■ Input material:
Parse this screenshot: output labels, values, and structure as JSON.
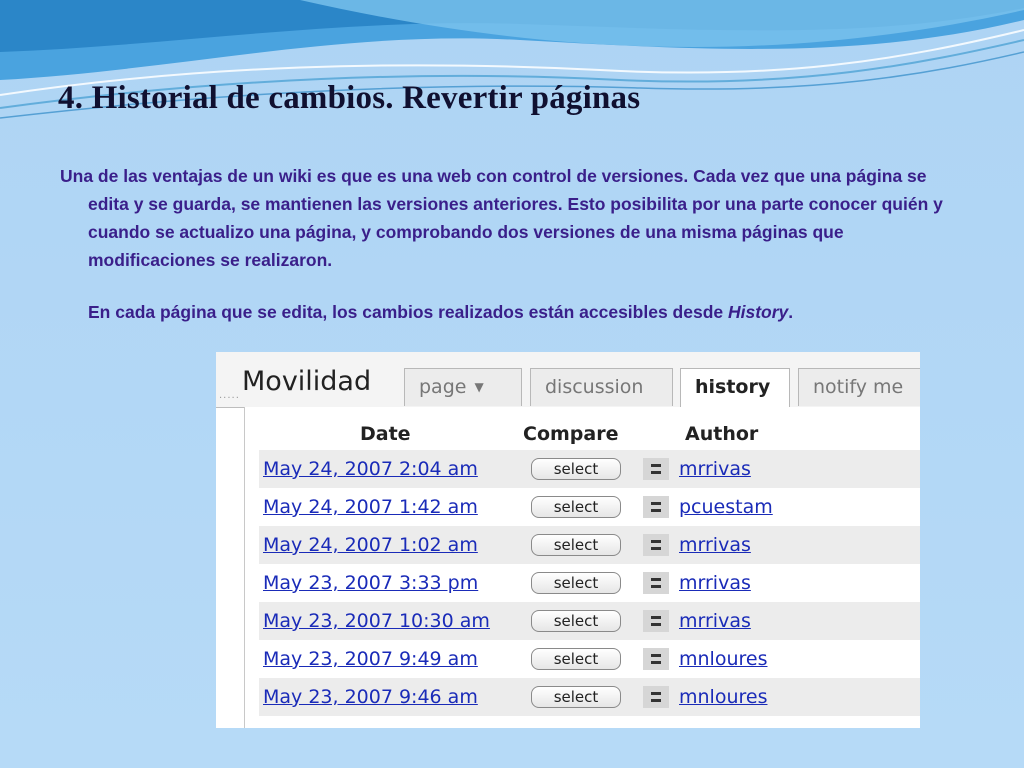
{
  "slide": {
    "title": "4. Historial de cambios. Revertir páginas",
    "paragraph1": "Una de las ventajas de un wiki es que es una web con control de versiones. Cada vez que una página se edita y se guarda, se mantienen las versiones anteriores. Esto posibilita por una parte conocer quién y cuando se actualizo una página, y comprobando dos versiones de una misma páginas que modificaciones se realizaron.",
    "paragraph2_prefix": "En cada página que se edita, los cambios realizados están accesibles desde ",
    "paragraph2_emph": "History",
    "paragraph2_suffix": "."
  },
  "wiki": {
    "page_name": "Movilidad",
    "tabs": {
      "page": "page",
      "discussion": "discussion",
      "history": "history",
      "notify": "notify me"
    },
    "active_tab": "history",
    "columns": {
      "date": "Date",
      "compare": "Compare",
      "author": "Author"
    },
    "select_label": "select",
    "rows": [
      {
        "date": "May 24, 2007 2:04 am",
        "author": "mrrivas"
      },
      {
        "date": "May 24, 2007 1:42 am",
        "author": "pcuestam"
      },
      {
        "date": "May 24, 2007 1:02 am",
        "author": "mrrivas"
      },
      {
        "date": "May 23, 2007 3:33 pm",
        "author": "mrrivas"
      },
      {
        "date": "May 23, 2007 10:30 am",
        "author": "mrrivas"
      },
      {
        "date": "May 23, 2007 9:49 am",
        "author": "mnloures"
      },
      {
        "date": "May 23, 2007 9:46 am",
        "author": "mnloures"
      }
    ],
    "icons": {
      "tab_page_dropdown": "chevron-down-icon",
      "author": "user-icon"
    }
  },
  "colors": {
    "background": "#b5d8f5",
    "body_text": "#3a1f8a",
    "link": "#1a2bb8"
  }
}
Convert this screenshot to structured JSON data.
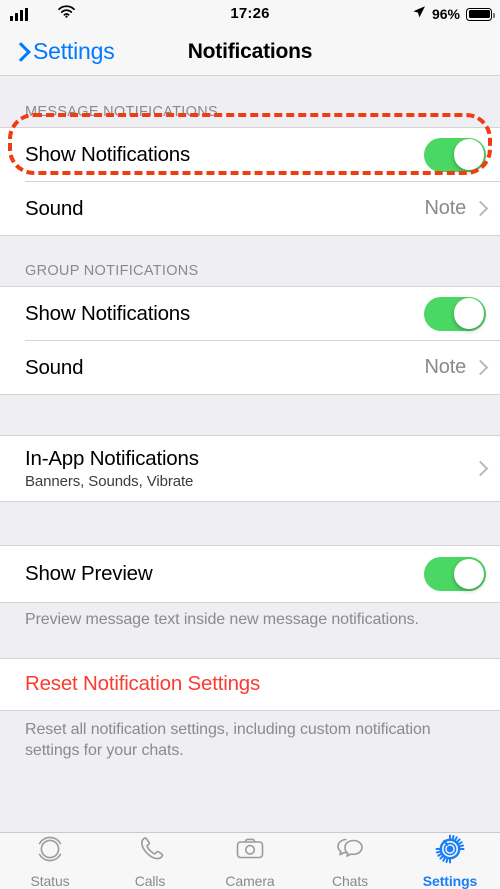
{
  "status_bar": {
    "signal_icon": "cellular-signal-icon",
    "wifi_icon": "wifi-icon",
    "time": "17:26",
    "location_icon": "location-arrow-icon",
    "battery_percent": "96%",
    "battery_icon": "battery-full-icon"
  },
  "nav": {
    "back_icon": "chevron-left-icon",
    "back_label": "Settings",
    "title": "Notifications"
  },
  "sections": {
    "message": {
      "header": "MESSAGE NOTIFICATIONS",
      "show_notifications_label": "Show Notifications",
      "show_notifications_state": "on",
      "sound_label": "Sound",
      "sound_value": "Note"
    },
    "group": {
      "header": "GROUP NOTIFICATIONS",
      "show_notifications_label": "Show Notifications",
      "show_notifications_state": "on",
      "sound_label": "Sound",
      "sound_value": "Note"
    },
    "in_app": {
      "title": "In-App Notifications",
      "subtitle": "Banners, Sounds, Vibrate"
    },
    "preview": {
      "label": "Show Preview",
      "state": "on",
      "footnote": "Preview message text inside new message notifications.",
      "highlighted": true,
      "highlight_color": "#f03c12"
    },
    "reset": {
      "label": "Reset Notification Settings",
      "footnote": "Reset all notification settings, including custom notification settings for your chats."
    }
  },
  "tabbar": {
    "items": [
      {
        "label": "Status",
        "icon": "status-rings-icon",
        "active": false
      },
      {
        "label": "Calls",
        "icon": "phone-icon",
        "active": false
      },
      {
        "label": "Camera",
        "icon": "camera-icon",
        "active": false
      },
      {
        "label": "Chats",
        "icon": "chat-bubbles-icon",
        "active": false
      },
      {
        "label": "Settings",
        "icon": "gear-icon",
        "active": true
      }
    ]
  },
  "colors": {
    "accent_blue": "#007aff",
    "toggle_green": "#4bd763",
    "destructive_red": "#fc3b30",
    "annotation_red": "#f03c12"
  }
}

■ Objective: Read through the data and copy every line where "screenshot" shows up.

■ Correct result:
Parse this screenshot: output labels, values, and structure as JSON.
Convert this screenshot to structured JSON data.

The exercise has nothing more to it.